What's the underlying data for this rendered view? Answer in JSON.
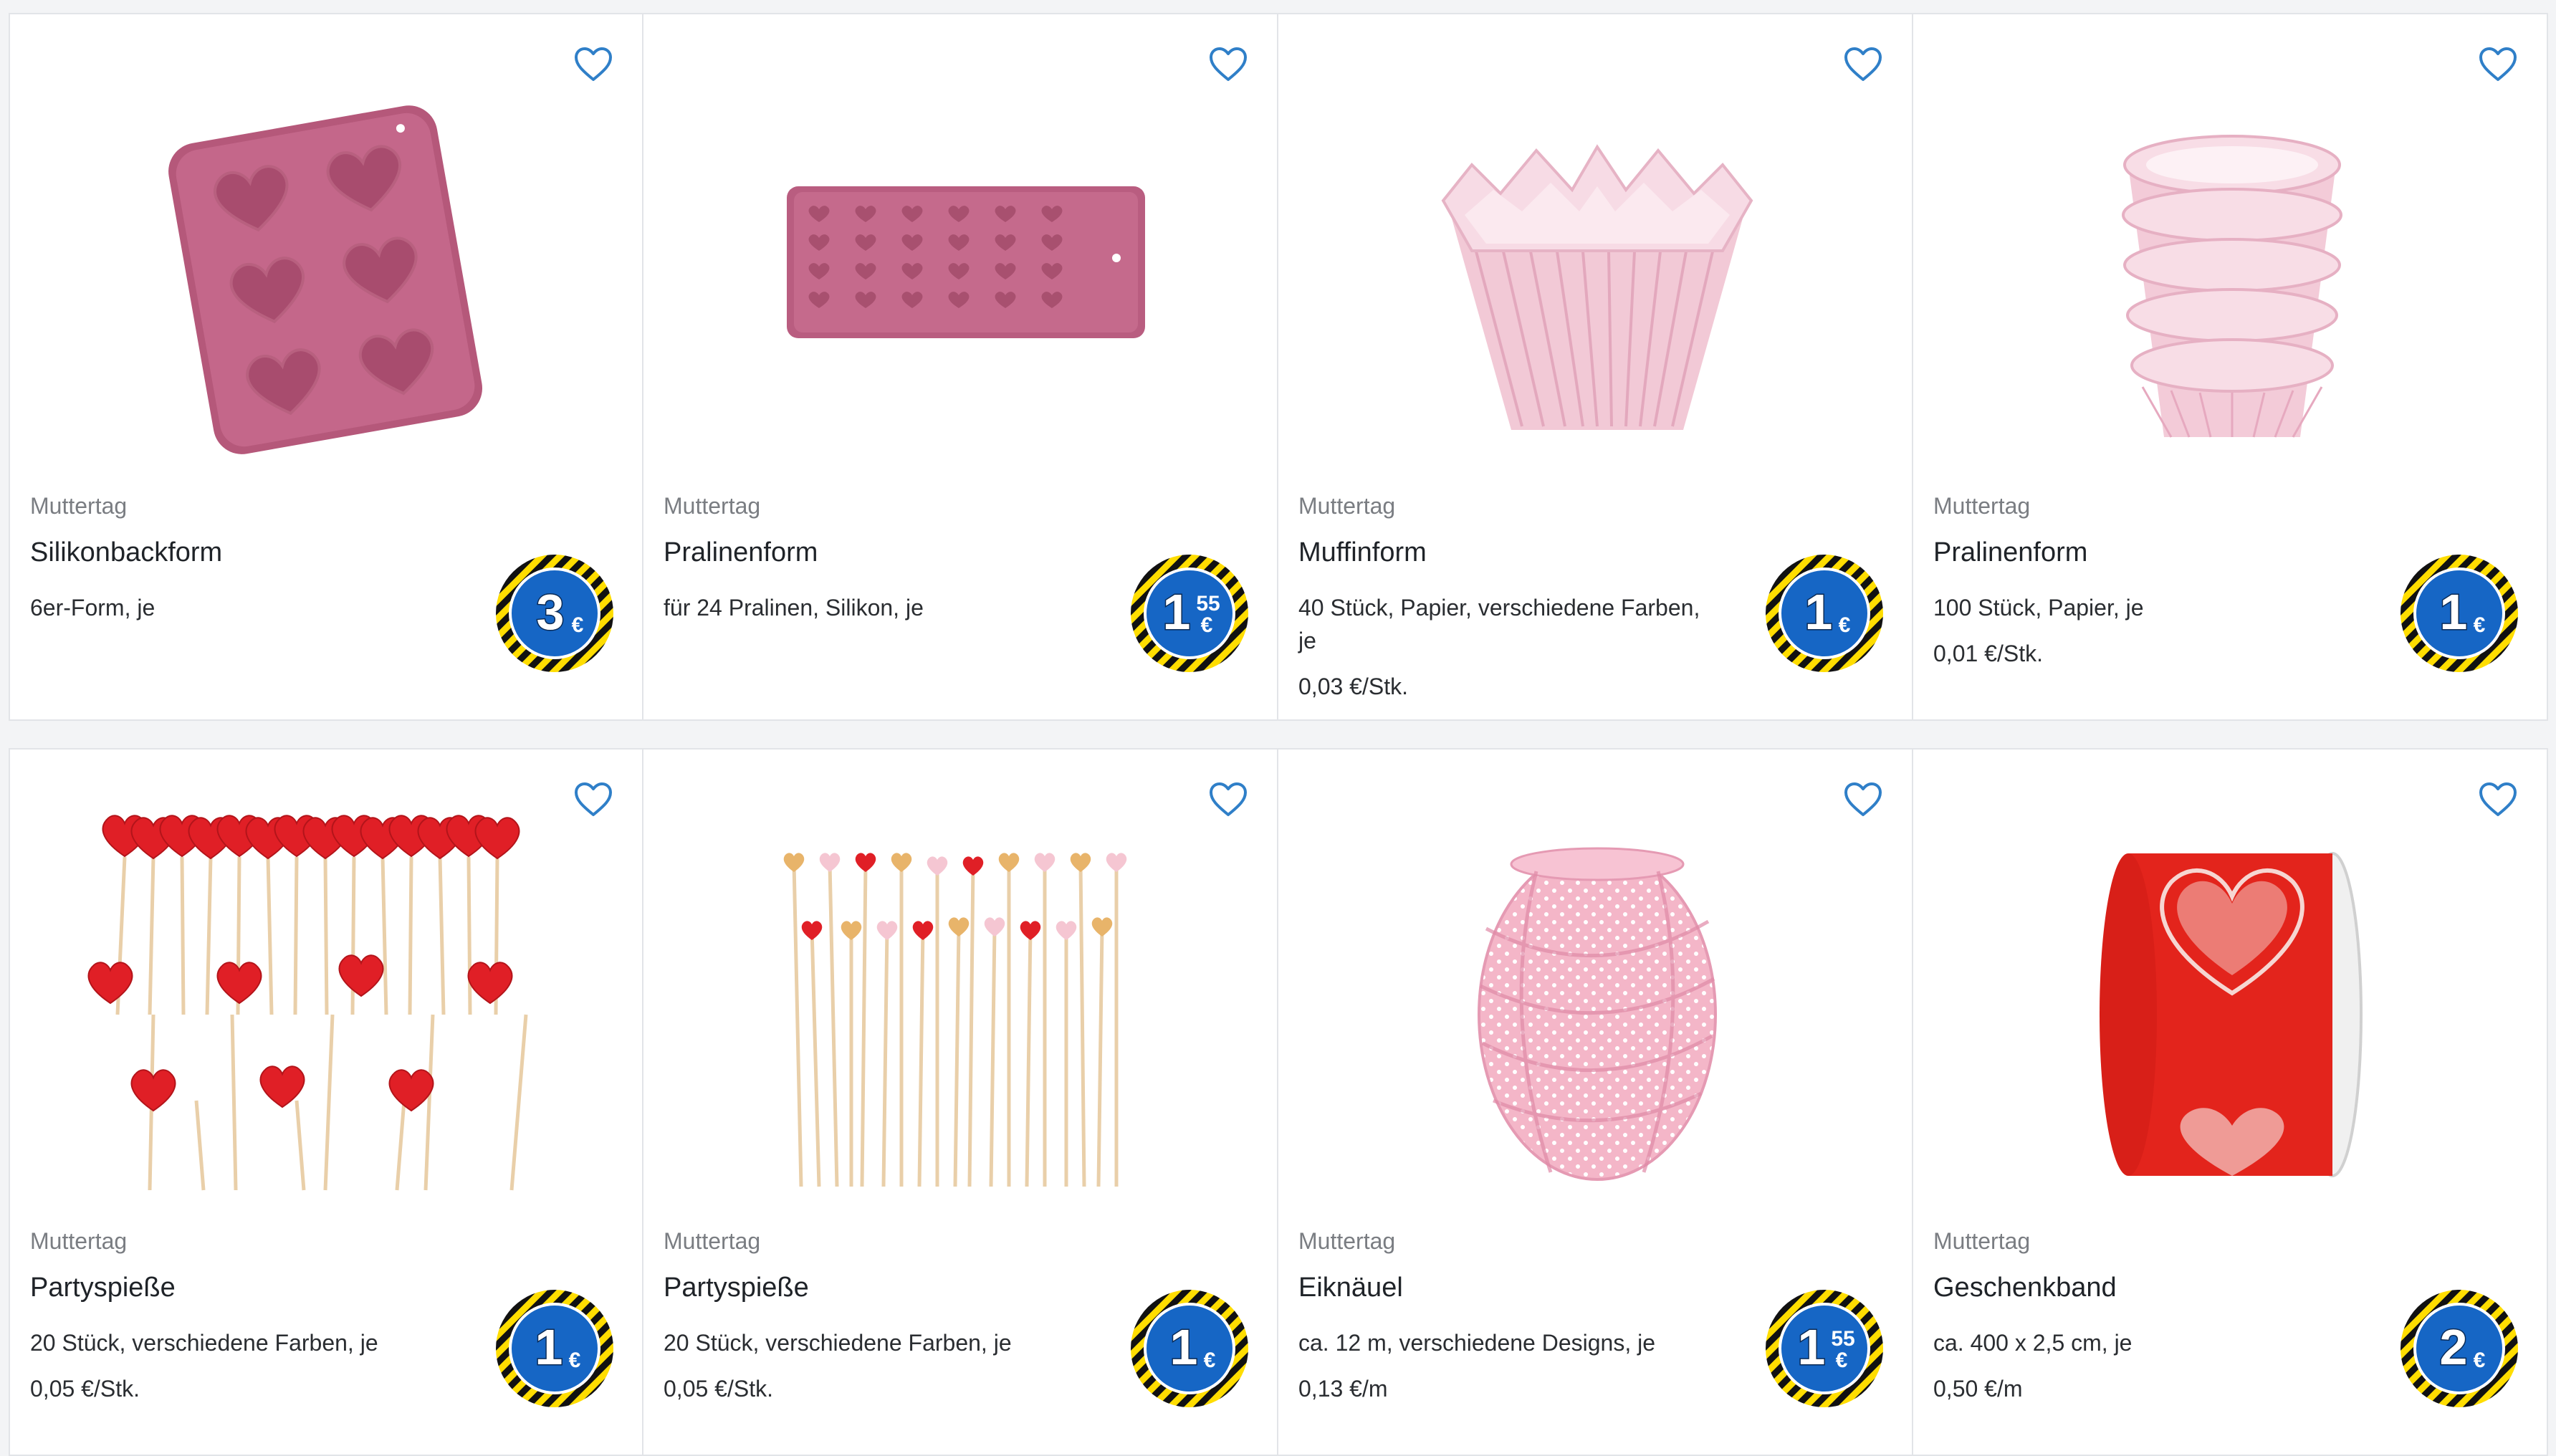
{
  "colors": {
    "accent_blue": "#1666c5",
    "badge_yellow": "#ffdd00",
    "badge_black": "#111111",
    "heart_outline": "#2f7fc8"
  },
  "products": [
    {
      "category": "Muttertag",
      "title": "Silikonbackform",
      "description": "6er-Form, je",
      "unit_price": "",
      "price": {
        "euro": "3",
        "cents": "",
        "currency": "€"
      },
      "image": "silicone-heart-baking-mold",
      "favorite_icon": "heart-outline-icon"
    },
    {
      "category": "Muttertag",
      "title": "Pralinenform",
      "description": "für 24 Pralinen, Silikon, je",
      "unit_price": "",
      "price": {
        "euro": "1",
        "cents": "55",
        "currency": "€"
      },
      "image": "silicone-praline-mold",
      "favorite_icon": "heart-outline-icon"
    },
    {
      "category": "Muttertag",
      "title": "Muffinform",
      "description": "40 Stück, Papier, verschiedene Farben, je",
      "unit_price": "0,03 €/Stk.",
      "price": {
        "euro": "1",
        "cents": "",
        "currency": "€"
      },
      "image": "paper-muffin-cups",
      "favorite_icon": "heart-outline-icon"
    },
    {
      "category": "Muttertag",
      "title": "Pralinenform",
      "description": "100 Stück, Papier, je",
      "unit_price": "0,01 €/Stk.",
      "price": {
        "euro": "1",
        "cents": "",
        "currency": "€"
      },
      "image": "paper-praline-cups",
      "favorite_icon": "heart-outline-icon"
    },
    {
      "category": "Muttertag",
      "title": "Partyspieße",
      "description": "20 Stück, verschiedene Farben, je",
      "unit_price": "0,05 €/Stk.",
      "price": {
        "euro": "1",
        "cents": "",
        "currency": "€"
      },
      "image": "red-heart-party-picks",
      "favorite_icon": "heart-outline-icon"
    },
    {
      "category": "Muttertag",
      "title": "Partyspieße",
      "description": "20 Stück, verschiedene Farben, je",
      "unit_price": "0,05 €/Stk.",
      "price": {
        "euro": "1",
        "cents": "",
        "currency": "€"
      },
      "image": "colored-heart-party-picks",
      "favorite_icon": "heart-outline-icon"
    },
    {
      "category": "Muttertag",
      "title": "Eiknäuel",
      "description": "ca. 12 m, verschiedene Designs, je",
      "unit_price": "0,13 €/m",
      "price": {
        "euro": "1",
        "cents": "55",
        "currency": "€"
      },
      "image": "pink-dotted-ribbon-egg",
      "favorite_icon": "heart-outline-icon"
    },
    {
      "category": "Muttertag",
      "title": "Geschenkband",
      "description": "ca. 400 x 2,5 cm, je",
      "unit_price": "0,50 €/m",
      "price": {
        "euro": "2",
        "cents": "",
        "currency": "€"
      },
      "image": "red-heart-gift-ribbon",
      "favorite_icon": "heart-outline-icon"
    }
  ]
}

Your objective: Identify which lines contain the word "description" and copy each one.

Task answer:
      "description": "6er-Form, je",
      "description": "für 24 Pralinen, Silikon, je",
      "description": "40 Stück, Papier, verschiedene Farben, je",
      "description": "100 Stück, Papier, je",
      "description": "20 Stück, verschiedene Farben, je",
      "description": "20 Stück, verschiedene Farben, je",
      "description": "ca. 12 m, verschiedene Designs, je",
      "description": "ca. 400 x 2,5 cm, je",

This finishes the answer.